# Problem to work on
Rewrite the material below with every instance of "scale-tick" changed to "scale-mark", keeping everything else the same.

# Available data
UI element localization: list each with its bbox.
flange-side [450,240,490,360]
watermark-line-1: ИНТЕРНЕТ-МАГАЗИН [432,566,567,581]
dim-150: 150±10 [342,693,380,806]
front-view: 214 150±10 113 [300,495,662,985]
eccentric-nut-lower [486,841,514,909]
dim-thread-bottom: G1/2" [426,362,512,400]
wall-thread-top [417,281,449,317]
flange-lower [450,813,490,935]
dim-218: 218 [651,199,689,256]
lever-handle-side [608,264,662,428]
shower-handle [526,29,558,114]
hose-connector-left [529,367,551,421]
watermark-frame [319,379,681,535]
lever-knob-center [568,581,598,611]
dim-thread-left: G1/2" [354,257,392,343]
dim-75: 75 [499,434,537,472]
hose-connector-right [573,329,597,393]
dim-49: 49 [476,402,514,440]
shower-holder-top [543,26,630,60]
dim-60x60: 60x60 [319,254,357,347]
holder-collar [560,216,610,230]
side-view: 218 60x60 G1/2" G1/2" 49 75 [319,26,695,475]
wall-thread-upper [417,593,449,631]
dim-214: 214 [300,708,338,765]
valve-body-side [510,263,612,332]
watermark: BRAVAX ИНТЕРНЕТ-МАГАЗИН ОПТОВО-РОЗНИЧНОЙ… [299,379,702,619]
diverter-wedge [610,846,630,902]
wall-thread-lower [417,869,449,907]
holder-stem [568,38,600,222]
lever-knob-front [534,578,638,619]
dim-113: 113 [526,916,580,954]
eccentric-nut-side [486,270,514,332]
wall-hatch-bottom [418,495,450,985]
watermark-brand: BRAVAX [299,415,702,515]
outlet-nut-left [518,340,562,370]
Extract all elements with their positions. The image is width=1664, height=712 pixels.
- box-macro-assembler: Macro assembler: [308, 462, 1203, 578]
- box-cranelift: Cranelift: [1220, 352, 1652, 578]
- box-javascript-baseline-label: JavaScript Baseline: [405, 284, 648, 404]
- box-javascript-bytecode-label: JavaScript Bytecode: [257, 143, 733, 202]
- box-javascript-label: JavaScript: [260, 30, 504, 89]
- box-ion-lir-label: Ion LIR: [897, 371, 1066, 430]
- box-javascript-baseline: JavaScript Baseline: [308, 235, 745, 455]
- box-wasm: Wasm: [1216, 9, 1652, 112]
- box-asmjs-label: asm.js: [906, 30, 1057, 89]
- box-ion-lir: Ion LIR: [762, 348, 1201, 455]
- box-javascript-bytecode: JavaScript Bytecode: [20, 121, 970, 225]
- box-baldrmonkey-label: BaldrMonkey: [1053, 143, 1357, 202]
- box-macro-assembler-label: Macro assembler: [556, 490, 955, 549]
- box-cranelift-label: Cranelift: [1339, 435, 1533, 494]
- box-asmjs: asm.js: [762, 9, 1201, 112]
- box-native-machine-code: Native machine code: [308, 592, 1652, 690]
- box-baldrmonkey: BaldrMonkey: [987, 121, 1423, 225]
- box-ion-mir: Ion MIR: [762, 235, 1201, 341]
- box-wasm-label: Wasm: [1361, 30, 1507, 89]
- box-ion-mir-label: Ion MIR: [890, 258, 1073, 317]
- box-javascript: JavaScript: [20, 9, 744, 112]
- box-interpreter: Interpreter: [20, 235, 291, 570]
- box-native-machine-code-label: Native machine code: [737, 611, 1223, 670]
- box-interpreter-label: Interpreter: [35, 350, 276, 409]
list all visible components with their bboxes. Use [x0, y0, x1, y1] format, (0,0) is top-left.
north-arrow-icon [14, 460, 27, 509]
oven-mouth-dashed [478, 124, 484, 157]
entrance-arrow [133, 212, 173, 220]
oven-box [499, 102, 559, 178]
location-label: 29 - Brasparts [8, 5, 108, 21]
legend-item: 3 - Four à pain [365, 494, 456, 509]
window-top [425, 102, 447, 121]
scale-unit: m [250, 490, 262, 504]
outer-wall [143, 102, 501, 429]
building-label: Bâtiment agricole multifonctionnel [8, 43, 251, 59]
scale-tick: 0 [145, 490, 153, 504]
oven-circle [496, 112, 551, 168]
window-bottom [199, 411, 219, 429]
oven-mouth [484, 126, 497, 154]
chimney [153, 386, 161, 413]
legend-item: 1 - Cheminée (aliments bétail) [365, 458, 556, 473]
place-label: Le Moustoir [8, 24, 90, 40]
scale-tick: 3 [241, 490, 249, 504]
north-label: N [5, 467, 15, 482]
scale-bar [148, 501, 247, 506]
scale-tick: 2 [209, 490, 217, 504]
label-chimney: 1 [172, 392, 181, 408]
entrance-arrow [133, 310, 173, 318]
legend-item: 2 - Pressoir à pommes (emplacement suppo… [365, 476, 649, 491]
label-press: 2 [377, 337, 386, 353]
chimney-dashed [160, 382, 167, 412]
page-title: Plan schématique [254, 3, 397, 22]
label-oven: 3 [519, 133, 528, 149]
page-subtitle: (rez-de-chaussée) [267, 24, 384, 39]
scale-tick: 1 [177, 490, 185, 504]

# Exercise answer
UI element localization: list each with its bbox.
flange-side [450,240,490,360]
watermark-line-1: ИНТЕРНЕТ-МАГАЗИН [432,566,567,581]
dim-150: 150±10 [342,693,380,806]
front-view: 214 150±10 113 [300,495,662,985]
eccentric-nut-lower [486,841,514,909]
dim-thread-bottom: G1/2" [426,362,512,400]
wall-thread-top [417,281,449,317]
flange-lower [450,813,490,935]
dim-218: 218 [651,199,689,256]
lever-handle-side [608,264,662,428]
shower-handle [526,29,558,114]
hose-connector-left [529,367,551,421]
watermark-frame [319,379,681,535]
lever-knob-center [568,581,598,611]
dim-thread-left: G1/2" [354,257,392,343]
dim-75: 75 [499,434,537,472]
hose-connector-right [573,329,597,393]
dim-49: 49 [476,402,514,440]
shower-holder-top [543,26,630,60]
dim-60x60: 60x60 [319,254,357,347]
holder-collar [560,216,610,230]
side-view: 218 60x60 G1/2" G1/2" 49 75 [319,26,695,475]
wall-thread-upper [417,593,449,631]
dim-214: 214 [300,708,338,765]
valve-body-side [510,263,612,332]
watermark: BRAVAX ИНТЕРНЕТ-МАГАЗИН ОПТОВО-РОЗНИЧНОЙ… [299,379,702,619]
diverter-wedge [610,846,630,902]
wall-thread-lower [417,869,449,907]
holder-stem [568,38,600,222]
lever-knob-front [534,578,638,619]
dim-113: 113 [526,916,580,954]
eccentric-nut-side [486,270,514,332]
wall-hatch-bottom [418,495,450,985]
watermark-brand: BRAVAX [299,415,702,515]
outlet-nut-left [518,340,562,370]
Extract all elements with their positions. The image is width=1664, height=712 pixels.
- box-macro-assembler: Macro assembler: [308, 462, 1203, 578]
- box-cranelift: Cranelift: [1220, 352, 1652, 578]
- box-javascript-baseline-label: JavaScript Baseline: [405, 284, 648, 404]
- box-javascript-bytecode-label: JavaScript Bytecode: [257, 143, 733, 202]
- box-javascript-label: JavaScript: [260, 30, 504, 89]
- box-ion-lir-label: Ion LIR: [897, 371, 1066, 430]
- box-javascript-baseline: JavaScript Baseline: [308, 235, 745, 455]
- box-wasm: Wasm: [1216, 9, 1652, 112]
- box-asmjs-label: asm.js: [906, 30, 1057, 89]
- box-ion-lir: Ion LIR: [762, 348, 1201, 455]
- box-javascript-bytecode: JavaScript Bytecode: [20, 121, 970, 225]
- box-baldrmonkey-label: BaldrMonkey: [1053, 143, 1357, 202]
- box-macro-assembler-label: Macro assembler: [556, 490, 955, 549]
- box-cranelift-label: Cranelift: [1339, 435, 1533, 494]
- box-asmjs: asm.js: [762, 9, 1201, 112]
- box-native-machine-code: Native machine code: [308, 592, 1652, 690]
- box-baldrmonkey: BaldrMonkey: [987, 121, 1423, 225]
- box-ion-mir: Ion MIR: [762, 235, 1201, 341]
- box-wasm-label: Wasm: [1361, 30, 1507, 89]
- box-ion-mir-label: Ion MIR: [890, 258, 1073, 317]
- box-javascript: JavaScript: [20, 9, 744, 112]
- box-interpreter: Interpreter: [20, 235, 291, 570]
- box-native-machine-code-label: Native machine code: [737, 611, 1223, 670]
- box-interpreter-label: Interpreter: [35, 350, 276, 409]
list all visible components with their bboxes. Use [x0, y0, x1, y1] format, (0,0) is top-left.
north-arrow-icon [14, 460, 27, 509]
oven-mouth-dashed [478, 124, 484, 157]
entrance-arrow [133, 212, 173, 220]
oven-box [499, 102, 559, 178]
location-label: 29 - Brasparts [8, 5, 108, 21]
legend-item: 3 - Four à pain [365, 494, 456, 509]
window-top [425, 102, 447, 121]
scale-unit: m [250, 490, 262, 504]
outer-wall [143, 102, 501, 429]
building-label: Bâtiment agricole multifonctionnel [8, 43, 251, 59]
scale-mark: 0 [145, 490, 153, 504]
oven-circle [496, 112, 551, 168]
window-bottom [199, 411, 219, 429]
oven-mouth [484, 126, 497, 154]
chimney [153, 386, 161, 413]
legend-item: 1 - Cheminée (aliments bétail) [365, 458, 556, 473]
place-label: Le Moustoir [8, 24, 90, 40]
scale-mark: 3 [241, 490, 249, 504]
north-label: N [5, 467, 15, 482]
scale-bar [148, 501, 247, 506]
scale-mark: 2 [209, 490, 217, 504]
label-chimney: 1 [172, 392, 181, 408]
entrance-arrow [133, 310, 173, 318]
legend-item: 2 - Pressoir à pommes (emplacement suppo… [365, 476, 649, 491]
label-press: 2 [377, 337, 386, 353]
chimney-dashed [160, 382, 167, 412]
page-title: Plan schématique [254, 3, 397, 22]
label-oven: 3 [519, 133, 528, 149]
page-subtitle: (rez-de-chaussée) [267, 24, 384, 39]
scale-mark: 1 [177, 490, 185, 504]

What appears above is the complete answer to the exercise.